= Noise weighting =

A noise weighting is a specific amplitude-vs.-frequency characteristic that is designed to allow subjectively valid measurement of noise. It emphasises the parts of the spectrum that are most important.

Usually, noise means audible noise, in audio systems, broadcast systems or telephone circuits. In this case the weighting is sometimes referred to as Psophometric weighting, though this term is best avoided because, although strictly a general term, the word Psophometric is sometimes assumed to refer to a particular weighting used in telecommunications.

A major use of noise weighting is in the measurement of residual noise in audio equipment, usually present as hiss or hum in quiet moments of programme material. The purpose of weighting here is to emphasise the parts of the audible spectrum that our ears perceive most readily, and attenuate the parts that contribute less to our perception of loudness, in order to get a measured figure that correlates well with subjective effect.

#####

> [Tasks for this exercise]:
(1) Please turn the paragraph of the noise weighting passage that begins "A major use of noise weighting" into a short bulleted list that keeps its main facts.
(2) Answer these questions using the noise weighting passage:
(a) What kind of characteristic is a noise weighting?
(b) What term is sometimes used for the weighting when the noise is audible?
(c) In what form is residual noise in audio equipment usually present?
(3) Write the next part of the noise weighting passage, picking up after its final sentence.
The records have no connection to the noise weighting passage.

#####

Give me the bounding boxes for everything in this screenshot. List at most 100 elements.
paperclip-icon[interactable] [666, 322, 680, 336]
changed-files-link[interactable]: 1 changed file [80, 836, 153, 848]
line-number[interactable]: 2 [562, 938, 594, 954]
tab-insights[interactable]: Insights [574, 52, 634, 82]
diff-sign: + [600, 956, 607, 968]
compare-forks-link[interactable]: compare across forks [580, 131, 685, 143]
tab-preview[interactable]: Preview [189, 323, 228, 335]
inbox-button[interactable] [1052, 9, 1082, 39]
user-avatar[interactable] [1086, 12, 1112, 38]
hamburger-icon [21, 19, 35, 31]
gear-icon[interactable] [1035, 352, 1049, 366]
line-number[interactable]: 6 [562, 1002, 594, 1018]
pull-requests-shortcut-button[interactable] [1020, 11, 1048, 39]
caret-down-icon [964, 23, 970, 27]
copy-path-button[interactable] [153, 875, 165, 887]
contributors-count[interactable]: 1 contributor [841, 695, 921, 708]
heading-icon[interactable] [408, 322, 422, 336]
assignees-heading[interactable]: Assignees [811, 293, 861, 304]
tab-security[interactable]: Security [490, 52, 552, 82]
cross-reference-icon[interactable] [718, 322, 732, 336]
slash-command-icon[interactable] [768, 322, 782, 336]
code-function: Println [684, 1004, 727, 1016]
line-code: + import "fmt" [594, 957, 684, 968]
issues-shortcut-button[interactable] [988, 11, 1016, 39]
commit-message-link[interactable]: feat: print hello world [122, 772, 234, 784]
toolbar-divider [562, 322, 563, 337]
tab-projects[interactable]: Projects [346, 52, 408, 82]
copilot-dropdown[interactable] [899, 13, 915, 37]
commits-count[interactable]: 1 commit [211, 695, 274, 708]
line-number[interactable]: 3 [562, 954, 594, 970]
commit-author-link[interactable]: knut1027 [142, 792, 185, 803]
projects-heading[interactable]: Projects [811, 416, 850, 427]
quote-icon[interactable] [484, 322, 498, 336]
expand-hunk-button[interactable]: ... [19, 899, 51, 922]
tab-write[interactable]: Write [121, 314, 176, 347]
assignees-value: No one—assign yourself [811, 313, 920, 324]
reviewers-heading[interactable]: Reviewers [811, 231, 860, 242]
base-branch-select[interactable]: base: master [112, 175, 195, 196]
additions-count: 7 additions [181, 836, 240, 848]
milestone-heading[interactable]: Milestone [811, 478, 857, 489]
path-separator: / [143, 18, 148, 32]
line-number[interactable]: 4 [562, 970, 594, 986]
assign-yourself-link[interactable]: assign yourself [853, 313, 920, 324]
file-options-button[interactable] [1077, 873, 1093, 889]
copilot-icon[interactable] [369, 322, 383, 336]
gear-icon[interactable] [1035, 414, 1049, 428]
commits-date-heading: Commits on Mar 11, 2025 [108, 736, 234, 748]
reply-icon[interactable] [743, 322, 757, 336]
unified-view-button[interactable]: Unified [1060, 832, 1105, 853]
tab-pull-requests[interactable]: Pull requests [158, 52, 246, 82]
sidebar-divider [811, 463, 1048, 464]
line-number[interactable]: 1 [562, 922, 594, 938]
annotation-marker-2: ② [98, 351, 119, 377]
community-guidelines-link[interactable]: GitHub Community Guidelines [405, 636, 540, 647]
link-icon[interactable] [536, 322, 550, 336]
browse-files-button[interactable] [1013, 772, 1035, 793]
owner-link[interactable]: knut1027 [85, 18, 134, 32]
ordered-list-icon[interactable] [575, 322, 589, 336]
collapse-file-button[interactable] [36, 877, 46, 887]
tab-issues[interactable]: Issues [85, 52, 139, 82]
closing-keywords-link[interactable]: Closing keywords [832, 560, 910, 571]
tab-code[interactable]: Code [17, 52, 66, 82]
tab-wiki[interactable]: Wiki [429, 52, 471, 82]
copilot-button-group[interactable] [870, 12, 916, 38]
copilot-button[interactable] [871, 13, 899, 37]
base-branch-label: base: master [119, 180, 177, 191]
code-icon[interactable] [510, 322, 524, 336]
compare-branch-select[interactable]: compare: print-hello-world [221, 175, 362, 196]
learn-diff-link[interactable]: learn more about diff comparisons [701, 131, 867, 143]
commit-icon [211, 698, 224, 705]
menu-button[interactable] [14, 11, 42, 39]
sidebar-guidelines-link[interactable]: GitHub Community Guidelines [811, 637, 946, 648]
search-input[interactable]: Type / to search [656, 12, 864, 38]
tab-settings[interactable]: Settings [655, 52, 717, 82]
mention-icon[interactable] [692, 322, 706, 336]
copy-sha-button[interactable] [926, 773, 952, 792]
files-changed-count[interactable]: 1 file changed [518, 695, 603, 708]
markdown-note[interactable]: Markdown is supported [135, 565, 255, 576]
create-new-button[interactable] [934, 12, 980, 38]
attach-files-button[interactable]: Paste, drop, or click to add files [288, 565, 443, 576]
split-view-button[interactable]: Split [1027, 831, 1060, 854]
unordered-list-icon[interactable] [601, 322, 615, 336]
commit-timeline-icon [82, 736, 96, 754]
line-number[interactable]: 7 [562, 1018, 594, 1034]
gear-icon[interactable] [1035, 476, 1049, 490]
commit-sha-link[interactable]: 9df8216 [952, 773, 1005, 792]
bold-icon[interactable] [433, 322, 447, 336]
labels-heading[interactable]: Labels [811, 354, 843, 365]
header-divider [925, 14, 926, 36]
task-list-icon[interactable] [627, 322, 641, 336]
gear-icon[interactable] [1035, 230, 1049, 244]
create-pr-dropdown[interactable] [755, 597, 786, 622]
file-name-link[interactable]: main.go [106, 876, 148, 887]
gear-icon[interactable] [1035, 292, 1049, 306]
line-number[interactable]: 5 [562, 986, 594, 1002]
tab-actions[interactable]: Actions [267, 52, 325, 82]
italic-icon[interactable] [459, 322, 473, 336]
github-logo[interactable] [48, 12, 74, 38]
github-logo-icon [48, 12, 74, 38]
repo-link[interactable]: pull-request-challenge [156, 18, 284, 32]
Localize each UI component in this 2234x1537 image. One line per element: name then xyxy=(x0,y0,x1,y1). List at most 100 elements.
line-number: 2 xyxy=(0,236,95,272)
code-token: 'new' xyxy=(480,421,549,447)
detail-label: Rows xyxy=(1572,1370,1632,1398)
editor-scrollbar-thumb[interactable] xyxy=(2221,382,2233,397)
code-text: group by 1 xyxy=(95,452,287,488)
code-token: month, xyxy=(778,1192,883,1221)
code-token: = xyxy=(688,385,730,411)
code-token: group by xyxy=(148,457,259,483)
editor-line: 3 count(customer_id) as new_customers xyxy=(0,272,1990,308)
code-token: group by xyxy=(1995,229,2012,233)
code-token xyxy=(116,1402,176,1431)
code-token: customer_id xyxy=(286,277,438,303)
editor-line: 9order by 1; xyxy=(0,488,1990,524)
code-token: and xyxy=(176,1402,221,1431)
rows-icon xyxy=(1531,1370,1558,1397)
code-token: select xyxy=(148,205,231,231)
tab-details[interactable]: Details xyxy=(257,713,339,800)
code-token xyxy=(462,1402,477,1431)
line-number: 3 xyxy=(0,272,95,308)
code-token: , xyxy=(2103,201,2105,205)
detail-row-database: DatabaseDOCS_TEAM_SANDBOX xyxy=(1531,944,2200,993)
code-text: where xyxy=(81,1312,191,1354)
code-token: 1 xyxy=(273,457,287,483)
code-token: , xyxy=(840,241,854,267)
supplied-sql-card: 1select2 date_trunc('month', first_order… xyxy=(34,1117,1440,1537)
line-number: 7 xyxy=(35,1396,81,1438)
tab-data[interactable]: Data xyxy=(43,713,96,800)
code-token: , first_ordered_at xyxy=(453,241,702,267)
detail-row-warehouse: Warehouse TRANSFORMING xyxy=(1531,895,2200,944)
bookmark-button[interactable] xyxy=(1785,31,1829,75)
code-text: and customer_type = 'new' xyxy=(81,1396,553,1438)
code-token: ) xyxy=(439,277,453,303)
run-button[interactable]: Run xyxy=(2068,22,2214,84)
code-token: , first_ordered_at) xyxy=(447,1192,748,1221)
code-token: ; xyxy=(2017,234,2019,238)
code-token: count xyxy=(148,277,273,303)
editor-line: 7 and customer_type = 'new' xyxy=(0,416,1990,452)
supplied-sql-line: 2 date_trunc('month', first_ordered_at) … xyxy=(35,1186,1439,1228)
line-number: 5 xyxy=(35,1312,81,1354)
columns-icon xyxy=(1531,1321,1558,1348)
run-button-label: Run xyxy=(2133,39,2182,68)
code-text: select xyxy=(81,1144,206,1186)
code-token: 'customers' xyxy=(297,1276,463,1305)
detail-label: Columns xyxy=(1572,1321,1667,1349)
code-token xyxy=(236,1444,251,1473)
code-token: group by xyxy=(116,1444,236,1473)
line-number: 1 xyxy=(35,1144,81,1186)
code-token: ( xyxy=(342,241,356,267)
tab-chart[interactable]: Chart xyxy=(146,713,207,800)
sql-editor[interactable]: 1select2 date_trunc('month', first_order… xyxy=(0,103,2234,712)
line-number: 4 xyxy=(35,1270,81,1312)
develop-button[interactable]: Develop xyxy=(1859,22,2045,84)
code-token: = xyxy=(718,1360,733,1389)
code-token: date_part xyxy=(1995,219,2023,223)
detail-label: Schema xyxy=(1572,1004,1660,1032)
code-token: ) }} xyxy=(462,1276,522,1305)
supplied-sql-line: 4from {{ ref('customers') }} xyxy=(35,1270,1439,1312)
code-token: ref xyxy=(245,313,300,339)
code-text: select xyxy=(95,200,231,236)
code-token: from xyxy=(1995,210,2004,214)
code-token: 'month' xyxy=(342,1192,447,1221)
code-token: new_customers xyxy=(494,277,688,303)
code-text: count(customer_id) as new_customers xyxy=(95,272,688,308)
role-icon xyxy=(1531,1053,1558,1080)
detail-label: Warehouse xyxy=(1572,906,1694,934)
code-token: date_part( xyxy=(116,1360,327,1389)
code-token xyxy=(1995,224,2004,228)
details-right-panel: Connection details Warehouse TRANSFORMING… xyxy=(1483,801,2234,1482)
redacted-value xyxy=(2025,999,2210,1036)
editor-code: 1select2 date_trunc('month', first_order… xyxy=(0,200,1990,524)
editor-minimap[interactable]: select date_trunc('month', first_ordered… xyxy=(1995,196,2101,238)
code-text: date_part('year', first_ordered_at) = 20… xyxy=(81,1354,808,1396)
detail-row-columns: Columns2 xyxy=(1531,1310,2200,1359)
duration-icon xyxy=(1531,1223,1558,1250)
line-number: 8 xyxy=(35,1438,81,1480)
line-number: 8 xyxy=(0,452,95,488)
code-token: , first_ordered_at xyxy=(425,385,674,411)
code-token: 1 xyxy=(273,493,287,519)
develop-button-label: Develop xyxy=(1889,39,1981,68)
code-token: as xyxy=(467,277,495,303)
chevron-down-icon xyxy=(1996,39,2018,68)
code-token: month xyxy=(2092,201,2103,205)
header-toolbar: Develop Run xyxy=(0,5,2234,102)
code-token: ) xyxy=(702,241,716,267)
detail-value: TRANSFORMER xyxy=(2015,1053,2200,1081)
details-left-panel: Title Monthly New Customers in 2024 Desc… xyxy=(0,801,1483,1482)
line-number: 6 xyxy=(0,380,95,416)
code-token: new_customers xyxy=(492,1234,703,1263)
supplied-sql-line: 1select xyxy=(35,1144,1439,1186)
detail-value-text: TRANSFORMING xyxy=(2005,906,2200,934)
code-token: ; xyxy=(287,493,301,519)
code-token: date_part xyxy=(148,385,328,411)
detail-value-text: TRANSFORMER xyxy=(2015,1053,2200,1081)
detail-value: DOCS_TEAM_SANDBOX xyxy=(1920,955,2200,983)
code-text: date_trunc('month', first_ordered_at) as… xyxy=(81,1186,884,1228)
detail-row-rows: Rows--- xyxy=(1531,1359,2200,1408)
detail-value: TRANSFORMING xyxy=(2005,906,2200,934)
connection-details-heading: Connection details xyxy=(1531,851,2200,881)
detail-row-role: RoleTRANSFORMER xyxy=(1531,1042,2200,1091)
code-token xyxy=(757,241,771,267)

#####

> [Replies]:
(1)
- Noise weighting is widely used to measure residual noise in audio equipment.
- This noise usually appears as hiss or hum during quiet moments of program material.
- Weighting emphasizes the parts of the audible spectrum that the ears perceive most readily.
- It attenuates the parts that contribute less to perceived loudness.
- The goal is a measured figure that correlates well with subjective effect.

(2)
(a) A specific amplitude-vs.-frequency characteristic.
(b) Psophometric weighting.
(c) As hiss or hum in quiet moments of program material.

(3)
The ITU-R 468 noise weighting was devised specifically for this purpose, and is widely used in broadcasting, especially in the UK and Europe. A-weighting is also used, especially in the United States, though this is only really valid for the measurement of tones, not noise, and is widely incorporated into sound level meters.

In telecommunications, noise weightings are used by agencies concerned with public telephone service, and various standard curves are based on the characteristics of specific commercial telephone instruments, representing successive stages of technological development. The coding of commercial apparatus appears in the nomenclature of certain weightings. The same weighting nomenclature and units are used in military versions of commercial noise measuring sets.

Telecommunication measurements are made in lines terminated either by the measuring set or an instrument of the relevant class.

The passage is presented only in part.